### Parts of the exercise:
(1) Reproduce the passage of the remote proctoring blog post between "The questioner was" and "make sense standalone).", inclusive.
(2) Condense the paragraph of the remote proctoring blog post that begins "The first thing to say is that" into a shorter version that keeps its main facts.
(3) In the remote proctoring blog post, who is usually the data controller?

### Excerpt to read:
=== Begin Enclosure ===

Posted by John Kleeman, Founder & Executive Director

Remote/online proctoring is currently having a surge in use due to global lockdowns, with lots of people needing to take tests from home.  As well as my main role at Questionmark, I’m also Co-Chair of the Association of Test Publishers (the industry body on testing, International Privacy Subcommittee, and I recently answered a question on a privacy mailing list about the privacy of remote proctoring. To help the wider community, I thought I’d share my answer in this blog post. The opinions in this post are my own and not endorsed by the Association of Test Publishers.

The questioner was asking for opinions on remote proctoring. They wondered whether when someone is taking a test at home, it’s reasonable to do things such as mouse movements, live camera and voice, video recording, voice recording, screen recording, web traffic monitoring etc. And what legal rationale is appropriate for doing it. Here was my response (slightly edited to make sense standalone).

The first thing to say is that it is down to the test sponsor who is usually the data controller to determine its needs, including how important the security of its testing is and the reasonable expectations of its test takers. If you are delivering a quiz to help people learn, then it may well be over intrusive to introduce remote proctoring. But if you are using a test to measure someone’s skills to help give a qualification or to select someone for a role, then it may be important to reduce the risk of cheating or other integrity issues to ensure (for your organization, for society and for other test takers) the integrity of the test.

=== End Enclosure ===

### Source data:
=== Begin Enclosure ===

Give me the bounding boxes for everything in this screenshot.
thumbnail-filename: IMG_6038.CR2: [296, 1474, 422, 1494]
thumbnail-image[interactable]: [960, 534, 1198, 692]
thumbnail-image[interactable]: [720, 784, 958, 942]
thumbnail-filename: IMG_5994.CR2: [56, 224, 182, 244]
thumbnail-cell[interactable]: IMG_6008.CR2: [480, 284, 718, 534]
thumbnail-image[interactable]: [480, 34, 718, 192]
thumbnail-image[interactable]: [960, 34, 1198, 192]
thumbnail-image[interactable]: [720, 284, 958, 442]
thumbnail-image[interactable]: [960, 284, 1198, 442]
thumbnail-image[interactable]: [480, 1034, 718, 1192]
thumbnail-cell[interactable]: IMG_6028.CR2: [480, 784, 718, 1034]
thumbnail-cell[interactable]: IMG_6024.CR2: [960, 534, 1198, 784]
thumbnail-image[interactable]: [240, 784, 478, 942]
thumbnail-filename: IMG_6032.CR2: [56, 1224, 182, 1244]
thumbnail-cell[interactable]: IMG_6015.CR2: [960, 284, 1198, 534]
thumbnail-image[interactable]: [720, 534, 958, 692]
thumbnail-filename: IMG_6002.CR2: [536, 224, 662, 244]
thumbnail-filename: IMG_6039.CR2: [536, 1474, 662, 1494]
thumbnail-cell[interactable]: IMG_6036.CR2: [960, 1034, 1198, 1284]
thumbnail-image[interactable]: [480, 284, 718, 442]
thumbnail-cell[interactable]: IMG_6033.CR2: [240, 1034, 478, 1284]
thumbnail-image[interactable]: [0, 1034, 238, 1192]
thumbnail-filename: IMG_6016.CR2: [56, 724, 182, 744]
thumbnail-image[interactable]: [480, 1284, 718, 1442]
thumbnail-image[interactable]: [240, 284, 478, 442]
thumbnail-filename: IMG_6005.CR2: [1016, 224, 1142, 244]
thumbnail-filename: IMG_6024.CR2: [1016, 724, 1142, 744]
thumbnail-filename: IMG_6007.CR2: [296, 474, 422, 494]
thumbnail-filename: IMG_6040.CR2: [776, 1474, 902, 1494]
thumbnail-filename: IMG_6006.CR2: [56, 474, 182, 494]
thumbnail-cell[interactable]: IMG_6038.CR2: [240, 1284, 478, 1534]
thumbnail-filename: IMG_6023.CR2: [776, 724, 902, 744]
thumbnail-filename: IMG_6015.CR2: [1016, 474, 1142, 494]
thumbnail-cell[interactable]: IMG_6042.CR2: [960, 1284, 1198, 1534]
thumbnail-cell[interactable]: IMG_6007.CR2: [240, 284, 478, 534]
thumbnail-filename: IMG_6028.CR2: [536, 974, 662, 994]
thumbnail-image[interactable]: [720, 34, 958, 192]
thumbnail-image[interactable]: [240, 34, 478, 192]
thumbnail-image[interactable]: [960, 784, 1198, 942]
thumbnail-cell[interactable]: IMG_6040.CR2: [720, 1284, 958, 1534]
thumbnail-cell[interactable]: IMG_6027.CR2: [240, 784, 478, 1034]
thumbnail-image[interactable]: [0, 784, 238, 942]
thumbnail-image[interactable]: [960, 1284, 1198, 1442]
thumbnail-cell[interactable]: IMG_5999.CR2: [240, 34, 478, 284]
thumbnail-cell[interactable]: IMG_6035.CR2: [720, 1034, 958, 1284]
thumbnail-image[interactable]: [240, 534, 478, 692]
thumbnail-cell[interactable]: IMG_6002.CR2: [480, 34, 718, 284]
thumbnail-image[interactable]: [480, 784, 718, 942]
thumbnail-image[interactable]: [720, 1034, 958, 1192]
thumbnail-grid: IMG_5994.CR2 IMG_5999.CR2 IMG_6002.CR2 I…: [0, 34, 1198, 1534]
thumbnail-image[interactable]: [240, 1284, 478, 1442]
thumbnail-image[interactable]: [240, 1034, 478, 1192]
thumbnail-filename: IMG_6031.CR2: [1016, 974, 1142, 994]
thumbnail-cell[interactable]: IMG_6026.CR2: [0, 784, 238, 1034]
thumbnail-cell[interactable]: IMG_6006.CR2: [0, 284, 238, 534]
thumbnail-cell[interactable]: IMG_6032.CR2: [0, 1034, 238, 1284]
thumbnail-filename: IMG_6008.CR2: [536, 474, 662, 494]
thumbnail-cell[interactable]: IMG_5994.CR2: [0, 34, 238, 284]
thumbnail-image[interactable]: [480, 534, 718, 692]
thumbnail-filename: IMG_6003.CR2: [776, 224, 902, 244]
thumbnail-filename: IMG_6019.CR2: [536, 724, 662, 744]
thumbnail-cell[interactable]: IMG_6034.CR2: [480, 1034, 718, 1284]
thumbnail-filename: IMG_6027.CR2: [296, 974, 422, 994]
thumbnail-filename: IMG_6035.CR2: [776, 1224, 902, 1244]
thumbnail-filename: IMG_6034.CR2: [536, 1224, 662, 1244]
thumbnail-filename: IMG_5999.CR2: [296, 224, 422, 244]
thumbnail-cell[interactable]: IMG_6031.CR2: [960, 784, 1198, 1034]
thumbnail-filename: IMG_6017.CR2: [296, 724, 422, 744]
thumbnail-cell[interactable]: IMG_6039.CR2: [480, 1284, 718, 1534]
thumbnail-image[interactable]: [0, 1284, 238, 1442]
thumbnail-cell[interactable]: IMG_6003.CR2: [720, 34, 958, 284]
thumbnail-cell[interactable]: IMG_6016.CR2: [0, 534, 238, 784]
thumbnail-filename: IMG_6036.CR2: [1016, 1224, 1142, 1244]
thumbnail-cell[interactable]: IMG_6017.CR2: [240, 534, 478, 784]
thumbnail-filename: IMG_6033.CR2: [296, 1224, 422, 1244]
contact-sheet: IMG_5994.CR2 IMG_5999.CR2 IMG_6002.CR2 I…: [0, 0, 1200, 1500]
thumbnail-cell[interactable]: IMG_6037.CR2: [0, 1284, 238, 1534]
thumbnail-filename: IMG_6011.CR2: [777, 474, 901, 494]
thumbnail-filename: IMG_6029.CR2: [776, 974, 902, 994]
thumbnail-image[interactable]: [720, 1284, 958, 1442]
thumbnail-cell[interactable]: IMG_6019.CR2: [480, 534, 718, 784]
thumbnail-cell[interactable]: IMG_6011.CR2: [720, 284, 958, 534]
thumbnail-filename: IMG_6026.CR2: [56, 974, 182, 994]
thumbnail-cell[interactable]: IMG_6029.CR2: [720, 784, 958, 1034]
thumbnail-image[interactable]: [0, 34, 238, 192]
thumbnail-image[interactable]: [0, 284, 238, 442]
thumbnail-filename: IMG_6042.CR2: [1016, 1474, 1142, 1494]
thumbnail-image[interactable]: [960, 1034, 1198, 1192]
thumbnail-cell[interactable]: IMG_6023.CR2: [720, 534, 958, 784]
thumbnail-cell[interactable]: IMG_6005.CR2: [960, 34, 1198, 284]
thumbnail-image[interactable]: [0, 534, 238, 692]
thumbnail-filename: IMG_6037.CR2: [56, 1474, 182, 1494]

=== End Enclosure ===

### Responses to the exercise:
(1)
The questioner was asking for opinions on remote proctoring. They wondered whether when someone is taking a test at home, it’s reasonable to do things such as mouse movements, live camera and voice, video recording, voice recording, screen recording, web traffic monitoring etc. And what legal rationale is appropriate for doing it. Here was my response (slightly edited to make sense standalone).

(2) The test sponsor, usually the data controller, decides what it needs, including how important test security is and what its test takers reasonably expect. For a quiz meant to help people learn, remote proctoring may be too intrusive. For a test that measures skills for a qualification or selects someone for a role, reducing the risk of cheating and other integrity issues may be important to protect the test's integrity for the organization, society, and other test takers.

(3) The test sponsor.